Exact repetition is required: output every record in full.

## Figure dataset records

▶

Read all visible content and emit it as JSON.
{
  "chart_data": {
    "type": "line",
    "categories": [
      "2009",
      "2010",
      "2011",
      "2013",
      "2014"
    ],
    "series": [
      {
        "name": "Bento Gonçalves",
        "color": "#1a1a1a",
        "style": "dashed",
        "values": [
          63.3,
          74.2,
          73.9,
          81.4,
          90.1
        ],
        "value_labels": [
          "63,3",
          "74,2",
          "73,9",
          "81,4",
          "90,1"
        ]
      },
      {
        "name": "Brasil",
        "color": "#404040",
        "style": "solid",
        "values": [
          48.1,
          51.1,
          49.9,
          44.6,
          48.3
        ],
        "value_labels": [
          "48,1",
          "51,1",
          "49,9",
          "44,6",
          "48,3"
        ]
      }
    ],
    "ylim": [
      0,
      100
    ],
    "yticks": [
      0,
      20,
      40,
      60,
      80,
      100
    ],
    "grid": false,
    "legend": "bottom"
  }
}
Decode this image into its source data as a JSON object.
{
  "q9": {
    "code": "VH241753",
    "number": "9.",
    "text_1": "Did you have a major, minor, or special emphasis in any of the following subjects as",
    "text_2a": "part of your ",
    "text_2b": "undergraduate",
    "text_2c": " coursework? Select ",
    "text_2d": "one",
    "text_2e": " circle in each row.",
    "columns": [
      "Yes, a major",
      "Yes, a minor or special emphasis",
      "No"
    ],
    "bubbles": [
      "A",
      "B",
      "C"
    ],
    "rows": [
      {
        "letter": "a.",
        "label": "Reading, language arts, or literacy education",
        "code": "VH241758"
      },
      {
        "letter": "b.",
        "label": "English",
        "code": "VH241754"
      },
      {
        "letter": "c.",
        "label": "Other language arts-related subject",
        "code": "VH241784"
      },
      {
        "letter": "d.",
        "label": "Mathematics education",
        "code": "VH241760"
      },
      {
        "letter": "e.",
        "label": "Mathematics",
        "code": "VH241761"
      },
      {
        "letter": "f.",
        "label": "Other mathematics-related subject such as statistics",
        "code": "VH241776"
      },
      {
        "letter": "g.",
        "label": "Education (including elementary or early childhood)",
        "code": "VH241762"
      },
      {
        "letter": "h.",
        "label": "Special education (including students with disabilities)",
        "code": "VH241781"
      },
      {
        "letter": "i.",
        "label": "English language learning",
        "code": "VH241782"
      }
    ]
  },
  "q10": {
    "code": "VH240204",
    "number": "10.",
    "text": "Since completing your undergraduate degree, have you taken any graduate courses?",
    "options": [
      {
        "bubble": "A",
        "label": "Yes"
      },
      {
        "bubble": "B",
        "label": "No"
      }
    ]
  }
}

◀

## THE SOLUTION
Read all visible content and emit it as JSON.
{
  "chart_data": {
    "type": "line",
    "categories": [
      "2009",
      "2010",
      "2011",
      "2013",
      "2014"
    ],
    "series": [
      {
        "name": "Bento Gonçalves",
        "color": "#1a1a1a",
        "style": "dashed",
        "values": [
          63.3,
          74.2,
          73.9,
          81.4,
          90.1
        ],
        "value_labels": [
          "63,3",
          "74,2",
          "73,9",
          "81,4",
          "90,1"
        ]
      },
      {
        "name": "Brasil",
        "color": "#404040",
        "style": "solid",
        "values": [
          48.1,
          51.1,
          49.9,
          44.6,
          48.3
        ],
        "value_labels": [
          "48,1",
          "51,1",
          "49,9",
          "44,6",
          "48,3"
        ]
      }
    ],
    "ylim": [
      0,
      100
    ],
    "yticks": [
      0,
      20,
      40,
      60,
      80,
      100
    ],
    "grid": false,
    "legend": "bottom"
  }
}
Decode this image into its source data as a JSON object.
{
  "q9": {
    "code": "VH241753",
    "number": "9.",
    "text_1": "Did you have a major, minor, or special emphasis in any of the following subjects as",
    "text_2a": "part of your ",
    "text_2b": "undergraduate",
    "text_2c": " coursework? Select ",
    "text_2d": "one",
    "text_2e": " circle in each row.",
    "columns": [
      "Yes, a major",
      "Yes, a minor or special emphasis",
      "No"
    ],
    "bubbles": [
      "A",
      "B",
      "C"
    ],
    "rows": [
      {
        "letter": "a.",
        "label": "Reading, language arts, or literacy education",
        "code": "VH241758"
      },
      {
        "letter": "b.",
        "label": "English",
        "code": "VH241754"
      },
      {
        "letter": "c.",
        "label": "Other language arts-related subject",
        "code": "VH241784"
      },
      {
        "letter": "d.",
        "label": "Mathematics education",
        "code": "VH241760"
      },
      {
        "letter": "e.",
        "label": "Mathematics",
        "code": "VH241761"
      },
      {
        "letter": "f.",
        "label": "Other mathematics-related subject such as statistics",
        "code": "VH241776"
      },
      {
        "letter": "g.",
        "label": "Education (including elementary or early childhood)",
        "code": "VH241762"
      },
      {
        "letter": "h.",
        "label": "Special education (including students with disabilities)",
        "code": "VH241781"
      },
      {
        "letter": "i.",
        "label": "English language learning",
        "code": "VH241782"
      }
    ]
  },
  "q10": {
    "code": "VH240204",
    "number": "10.",
    "text": "Since completing your undergraduate degree, have you taken any graduate courses?",
    "options": [
      {
        "bubble": "A",
        "label": "Yes"
      },
      {
        "bubble": "B",
        "label": "No"
      }
    ]
  }
}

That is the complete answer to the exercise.